(Directions)
Pick out each line below containing "discrimination".

(Records supplied)

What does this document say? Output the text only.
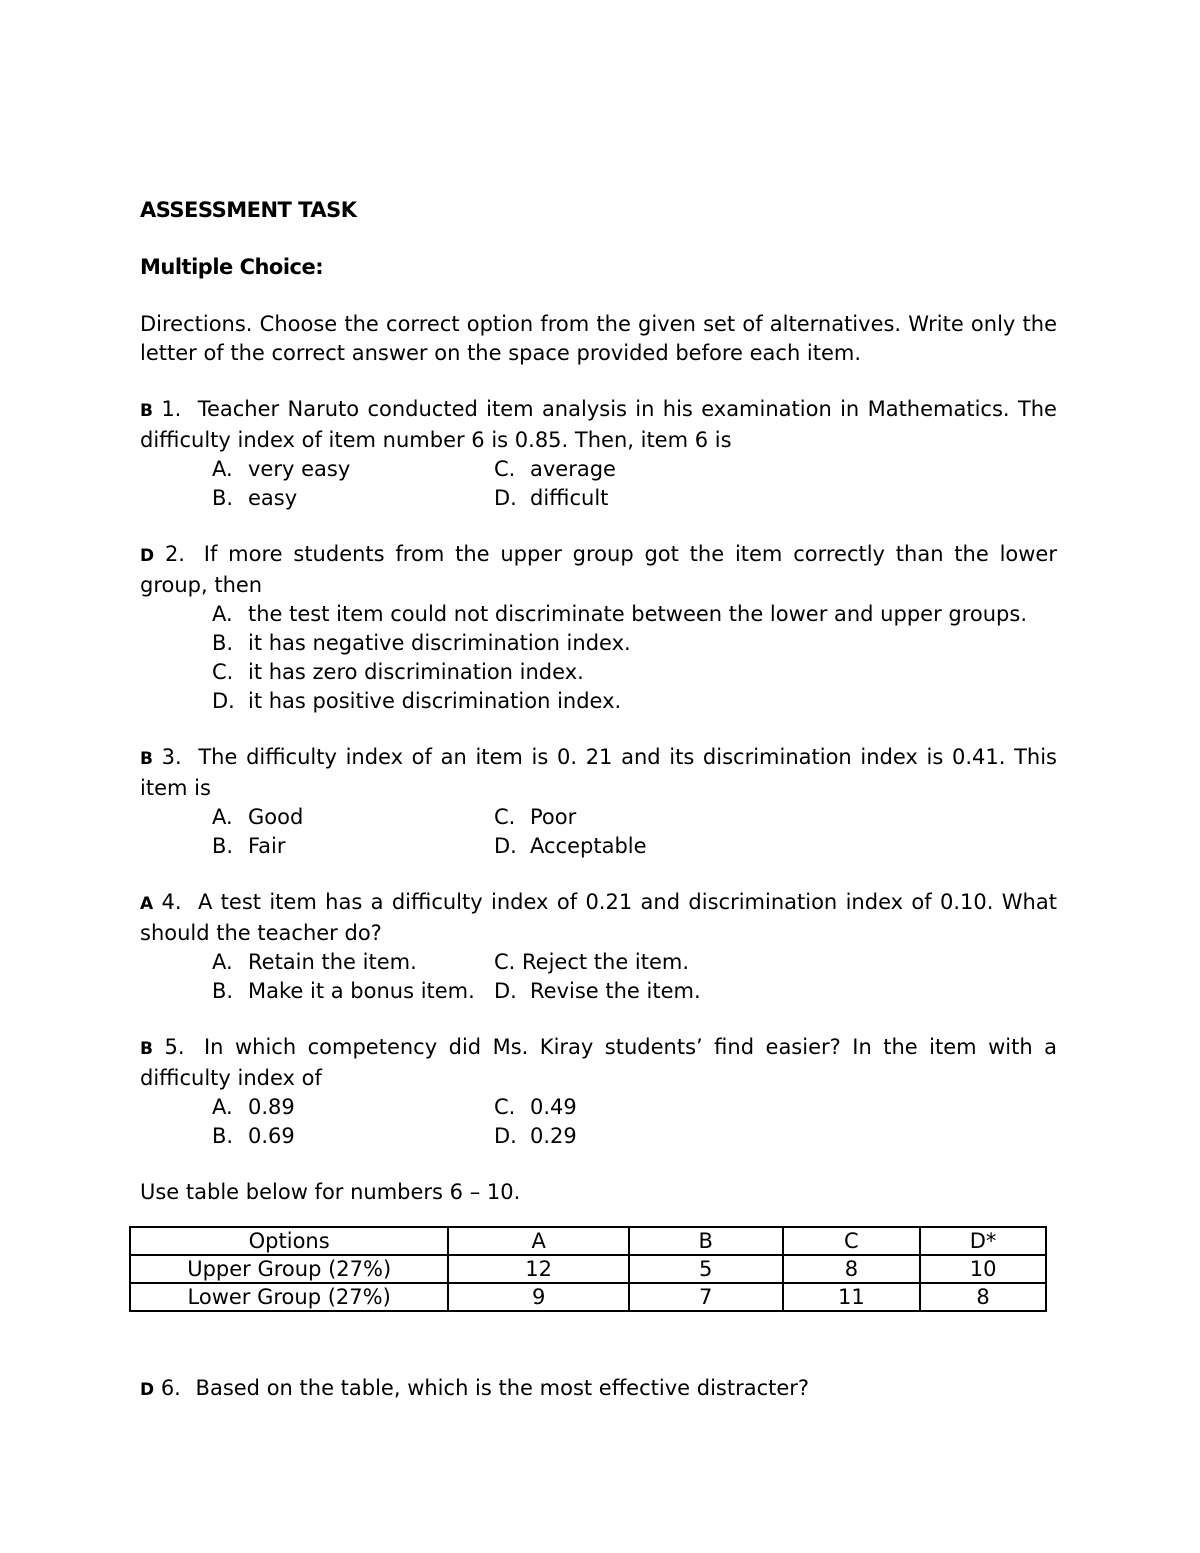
ASSESSMENT TASK
Multiple Choice:
Directions. Choose the correct option from the given set of alternatives. Write only the letter of the correct answer on the space provided before each item.
B 1. Teacher Naruto conducted item analysis in his examination in Mathematics. The difficulty index of item number 6 is 0.85. Then, item 6 is
A. very easy	C. average
B. easy	D. difficult
D 2. If more students from the upper group got the item correctly than the lower group, then
A. the test item could not discriminate between the lower and upper groups.
B. it has negative discrimination index.
C. it has zero discrimination index.
D. it has positive discrimination index.
B 3. The difficulty index of an item is 0. 21 and its discrimination index is 0.41. This item is
A. Good	C. Poor
B. Fair	D. Acceptable
A 4. A test item has a difficulty index of 0.21 and discrimination index of 0.10. What should the teacher do?
A. Retain the item.	C. Reject the item.
B. Make it a bonus item. D. Revise the item.
B 5. In which competency did Ms. Kiray students’ find easier? In the item with a difficulty index of
A. 0.89	C. 0.49
B. 0.69	D. 0.29
Use table below for numbers 6 – 10.
Options	A	B	C	D*
Upper Group (27%)	12	5	8	10
Lower Group (27%)	9	7	11	8
D 6. Based on the table, which is the most effective distracter?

(Output)
B. it has negative discrimination index.
C. it has zero discrimination index.
D. it has positive discrimination index.
B 3. The difficulty index of an item is 0. 21 and its discrimination index is 0.41. This item is
A 4. A test item has a difficulty index of 0.21 and discrimination index of 0.10. What should the teacher do?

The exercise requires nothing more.